Copy out the lines that have "导致会计舞弊的发生" in them.

[Start of Excerpted records]

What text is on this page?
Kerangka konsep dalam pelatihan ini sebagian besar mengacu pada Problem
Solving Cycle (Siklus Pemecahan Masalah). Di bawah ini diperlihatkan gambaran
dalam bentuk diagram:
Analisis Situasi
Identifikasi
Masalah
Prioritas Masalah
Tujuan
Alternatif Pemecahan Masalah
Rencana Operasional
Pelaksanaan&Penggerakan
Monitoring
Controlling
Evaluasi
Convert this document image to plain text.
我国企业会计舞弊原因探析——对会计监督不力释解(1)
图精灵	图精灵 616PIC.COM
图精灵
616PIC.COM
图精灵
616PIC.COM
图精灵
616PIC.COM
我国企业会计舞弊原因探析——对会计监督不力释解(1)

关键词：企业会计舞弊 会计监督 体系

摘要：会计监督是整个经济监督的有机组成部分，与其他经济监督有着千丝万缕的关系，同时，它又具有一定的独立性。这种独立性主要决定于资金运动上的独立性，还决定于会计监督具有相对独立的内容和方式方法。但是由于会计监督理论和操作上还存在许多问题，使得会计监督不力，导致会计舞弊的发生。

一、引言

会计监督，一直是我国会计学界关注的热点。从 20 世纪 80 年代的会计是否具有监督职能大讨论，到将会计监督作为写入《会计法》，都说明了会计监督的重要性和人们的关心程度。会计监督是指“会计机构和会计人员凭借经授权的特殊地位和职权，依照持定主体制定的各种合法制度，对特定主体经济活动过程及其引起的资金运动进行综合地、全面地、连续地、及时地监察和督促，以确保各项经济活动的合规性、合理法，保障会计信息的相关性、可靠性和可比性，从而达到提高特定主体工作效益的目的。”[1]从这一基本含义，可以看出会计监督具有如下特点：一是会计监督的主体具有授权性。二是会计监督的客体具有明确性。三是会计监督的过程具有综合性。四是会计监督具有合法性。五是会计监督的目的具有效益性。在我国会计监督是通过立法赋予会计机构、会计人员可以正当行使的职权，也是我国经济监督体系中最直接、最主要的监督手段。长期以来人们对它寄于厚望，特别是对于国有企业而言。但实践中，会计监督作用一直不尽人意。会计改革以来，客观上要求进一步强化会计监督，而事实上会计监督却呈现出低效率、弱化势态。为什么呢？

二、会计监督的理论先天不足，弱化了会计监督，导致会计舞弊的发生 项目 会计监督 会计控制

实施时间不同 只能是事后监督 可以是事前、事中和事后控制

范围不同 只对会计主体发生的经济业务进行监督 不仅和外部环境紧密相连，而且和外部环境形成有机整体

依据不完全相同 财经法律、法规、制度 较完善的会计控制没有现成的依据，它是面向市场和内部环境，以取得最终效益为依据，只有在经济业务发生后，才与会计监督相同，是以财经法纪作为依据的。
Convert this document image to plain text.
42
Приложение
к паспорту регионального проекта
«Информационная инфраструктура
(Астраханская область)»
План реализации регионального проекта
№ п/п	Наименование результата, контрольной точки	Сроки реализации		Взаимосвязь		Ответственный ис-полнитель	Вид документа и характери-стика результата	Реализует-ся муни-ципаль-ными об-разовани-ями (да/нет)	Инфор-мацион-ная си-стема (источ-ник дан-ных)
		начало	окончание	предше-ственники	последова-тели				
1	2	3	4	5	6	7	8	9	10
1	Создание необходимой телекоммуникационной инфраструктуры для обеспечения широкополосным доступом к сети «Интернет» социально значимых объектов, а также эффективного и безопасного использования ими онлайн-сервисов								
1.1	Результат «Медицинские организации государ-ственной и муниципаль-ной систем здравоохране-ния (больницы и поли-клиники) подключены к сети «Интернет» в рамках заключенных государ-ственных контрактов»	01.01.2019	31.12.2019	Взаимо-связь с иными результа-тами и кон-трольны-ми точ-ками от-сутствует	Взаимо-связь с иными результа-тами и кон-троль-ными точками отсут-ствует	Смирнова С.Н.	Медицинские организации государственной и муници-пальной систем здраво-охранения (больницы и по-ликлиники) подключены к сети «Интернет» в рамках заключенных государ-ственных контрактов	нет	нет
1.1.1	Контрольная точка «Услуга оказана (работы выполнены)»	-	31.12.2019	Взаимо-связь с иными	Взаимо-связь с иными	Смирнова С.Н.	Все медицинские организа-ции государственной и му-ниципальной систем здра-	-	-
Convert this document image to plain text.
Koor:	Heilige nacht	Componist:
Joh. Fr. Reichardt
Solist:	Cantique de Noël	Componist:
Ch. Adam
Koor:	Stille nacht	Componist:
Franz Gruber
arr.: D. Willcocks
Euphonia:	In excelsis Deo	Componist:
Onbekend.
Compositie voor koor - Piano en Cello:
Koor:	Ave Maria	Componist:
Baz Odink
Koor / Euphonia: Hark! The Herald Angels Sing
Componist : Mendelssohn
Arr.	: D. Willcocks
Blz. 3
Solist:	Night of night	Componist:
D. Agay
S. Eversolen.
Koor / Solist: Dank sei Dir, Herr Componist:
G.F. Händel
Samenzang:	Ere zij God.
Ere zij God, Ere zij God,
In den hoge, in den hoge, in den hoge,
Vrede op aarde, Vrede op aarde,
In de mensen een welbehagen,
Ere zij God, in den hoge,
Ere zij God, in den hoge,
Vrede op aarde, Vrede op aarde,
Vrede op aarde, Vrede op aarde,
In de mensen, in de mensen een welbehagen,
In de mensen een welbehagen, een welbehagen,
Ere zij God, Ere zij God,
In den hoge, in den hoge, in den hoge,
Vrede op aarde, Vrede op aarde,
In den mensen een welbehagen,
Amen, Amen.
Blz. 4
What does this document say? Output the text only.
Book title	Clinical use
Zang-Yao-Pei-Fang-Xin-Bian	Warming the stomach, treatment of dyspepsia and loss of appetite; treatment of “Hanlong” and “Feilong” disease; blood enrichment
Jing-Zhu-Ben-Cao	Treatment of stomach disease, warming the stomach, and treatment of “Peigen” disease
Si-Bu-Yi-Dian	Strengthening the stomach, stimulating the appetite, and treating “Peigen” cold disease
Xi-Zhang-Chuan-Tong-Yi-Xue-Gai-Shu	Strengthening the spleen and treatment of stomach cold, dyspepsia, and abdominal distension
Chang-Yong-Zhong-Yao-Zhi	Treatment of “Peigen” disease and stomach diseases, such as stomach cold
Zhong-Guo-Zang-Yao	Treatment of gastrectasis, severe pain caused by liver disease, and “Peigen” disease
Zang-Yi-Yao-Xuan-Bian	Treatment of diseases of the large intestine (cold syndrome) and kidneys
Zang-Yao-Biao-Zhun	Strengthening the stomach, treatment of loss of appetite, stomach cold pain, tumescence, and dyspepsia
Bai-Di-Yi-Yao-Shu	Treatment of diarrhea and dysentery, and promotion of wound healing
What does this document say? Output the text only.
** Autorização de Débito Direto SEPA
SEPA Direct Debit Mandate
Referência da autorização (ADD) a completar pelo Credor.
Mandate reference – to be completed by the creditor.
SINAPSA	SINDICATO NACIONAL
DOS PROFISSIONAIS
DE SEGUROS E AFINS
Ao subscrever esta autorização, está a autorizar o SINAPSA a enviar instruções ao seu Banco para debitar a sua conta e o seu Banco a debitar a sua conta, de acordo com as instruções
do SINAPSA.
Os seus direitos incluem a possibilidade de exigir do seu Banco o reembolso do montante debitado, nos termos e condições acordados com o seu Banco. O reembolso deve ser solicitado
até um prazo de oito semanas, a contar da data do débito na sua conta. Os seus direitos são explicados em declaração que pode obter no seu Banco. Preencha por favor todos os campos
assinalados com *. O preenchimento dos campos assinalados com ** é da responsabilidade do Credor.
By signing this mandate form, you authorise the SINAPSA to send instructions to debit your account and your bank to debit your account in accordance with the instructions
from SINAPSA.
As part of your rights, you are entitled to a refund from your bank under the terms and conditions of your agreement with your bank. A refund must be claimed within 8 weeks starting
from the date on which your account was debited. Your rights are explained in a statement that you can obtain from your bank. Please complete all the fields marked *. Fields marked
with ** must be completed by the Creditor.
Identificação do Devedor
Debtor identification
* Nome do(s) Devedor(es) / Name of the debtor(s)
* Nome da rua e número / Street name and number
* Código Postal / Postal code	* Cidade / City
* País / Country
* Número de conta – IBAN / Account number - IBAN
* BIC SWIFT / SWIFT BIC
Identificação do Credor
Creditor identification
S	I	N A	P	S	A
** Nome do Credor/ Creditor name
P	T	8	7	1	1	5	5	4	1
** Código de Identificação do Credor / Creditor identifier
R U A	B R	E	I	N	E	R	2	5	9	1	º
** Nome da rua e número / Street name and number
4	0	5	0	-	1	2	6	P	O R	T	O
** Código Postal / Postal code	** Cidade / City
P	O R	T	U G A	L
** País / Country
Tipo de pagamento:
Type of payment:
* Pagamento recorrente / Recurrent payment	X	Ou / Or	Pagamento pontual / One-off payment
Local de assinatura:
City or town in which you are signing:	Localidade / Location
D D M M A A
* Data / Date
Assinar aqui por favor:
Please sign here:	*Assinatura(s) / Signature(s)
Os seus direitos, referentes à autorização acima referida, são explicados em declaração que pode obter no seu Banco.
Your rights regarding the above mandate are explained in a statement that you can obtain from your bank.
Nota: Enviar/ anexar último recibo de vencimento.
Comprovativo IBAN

[End of Excerpted records]

**Full answer:**
摘要：会计监督是整个经济监督的有机组成部分，与其他经济监督有着千丝万缕的关系，同时，它又具有一定的独立性。这种独立性主要决定于资金运动上的独立性，还决定于会计监督具有相对独立的内容和方式方法。但是由于会计监督理论和操作上还存在许多问题，使得会计监督不力，导致会计舞弊的发生。
二、会计监督的理论先天不足，弱化了会计监督，导致会计舞弊的发生 项目 会计监督 会计控制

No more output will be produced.